>> start Given records
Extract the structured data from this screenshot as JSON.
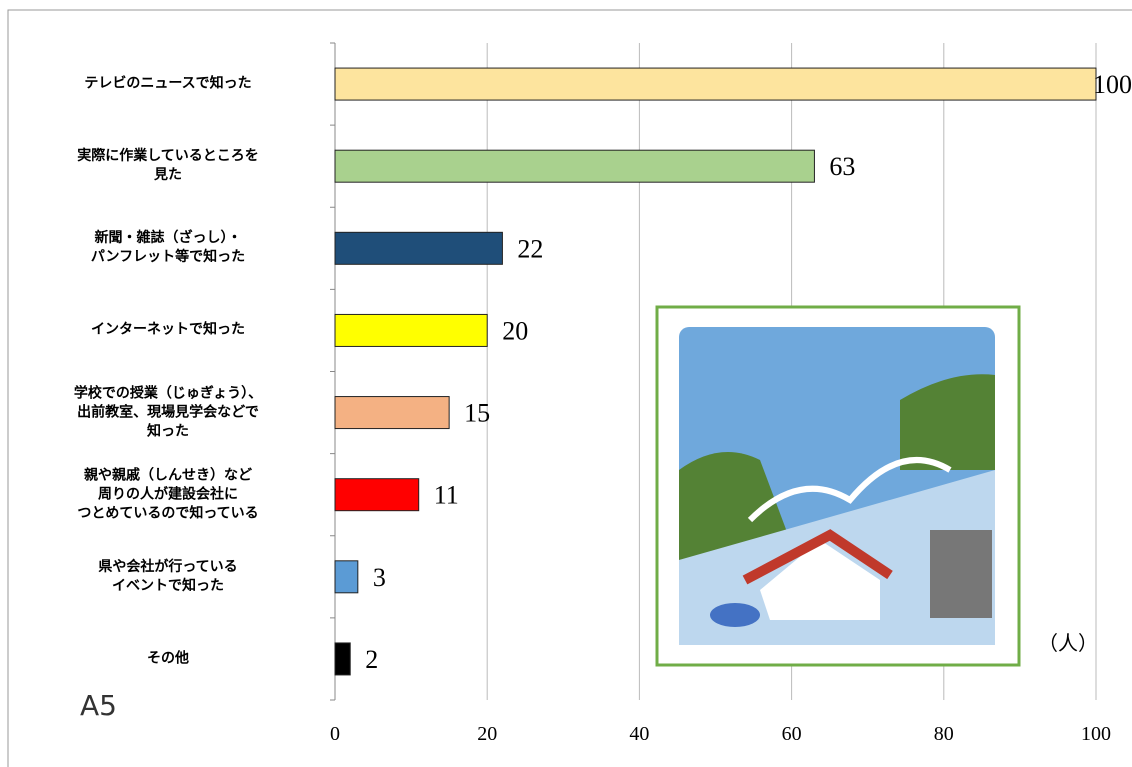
{
  "chart_data": {
    "type": "bar",
    "orientation": "horizontal",
    "categories": [
      "テレビのニュースで知った",
      "実際に作業しているところを\n見た",
      "新聞・雑誌（ざっし）・\nパンフレット等で知った",
      "インターネットで知った",
      "学校での授業（じゅぎょう）、\n出前教室、現場見学会などで\n知った",
      "親や親戚（しんせき）など\n周りの人が建設会社に\nつとめているので知っている",
      "県や会社が行っている\nイベントで知った",
      "その他"
    ],
    "values": [
      100,
      63,
      22,
      20,
      15,
      11,
      3,
      2
    ],
    "colors": [
      "#fde49e",
      "#a9d18e",
      "#1f4e79",
      "#ffff00",
      "#f4b183",
      "#ff0000",
      "#5b9bd5",
      "#000000"
    ],
    "xlim": [
      0,
      100
    ],
    "xticks": [
      0,
      20,
      40,
      60,
      80,
      100
    ],
    "grid": true,
    "unit_label": "（人）",
    "annotation": "A5"
  }
}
>> end Given records
Task prompt:
Each line above is to be copied verbatim. Drop any image from the copy.

Written answer:
Extract the structured data from this screenshot as JSON.
{
  "chart_data": {
    "type": "bar",
    "orientation": "horizontal",
    "categories": [
      "テレビのニュースで知った",
      "実際に作業しているところを\n見た",
      "新聞・雑誌（ざっし）・\nパンフレット等で知った",
      "インターネットで知った",
      "学校での授業（じゅぎょう）、\n出前教室、現場見学会などで\n知った",
      "親や親戚（しんせき）など\n周りの人が建設会社に\nつとめているので知っている",
      "県や会社が行っている\nイベントで知った",
      "その他"
    ],
    "values": [
      100,
      63,
      22,
      20,
      15,
      11,
      3,
      2
    ],
    "colors": [
      "#fde49e",
      "#a9d18e",
      "#1f4e79",
      "#ffff00",
      "#f4b183",
      "#ff0000",
      "#5b9bd5",
      "#000000"
    ],
    "xlim": [
      0,
      100
    ],
    "xticks": [
      0,
      20,
      40,
      60,
      80,
      100
    ],
    "grid": true,
    "unit_label": "（人）",
    "annotation": "A5"
  }
}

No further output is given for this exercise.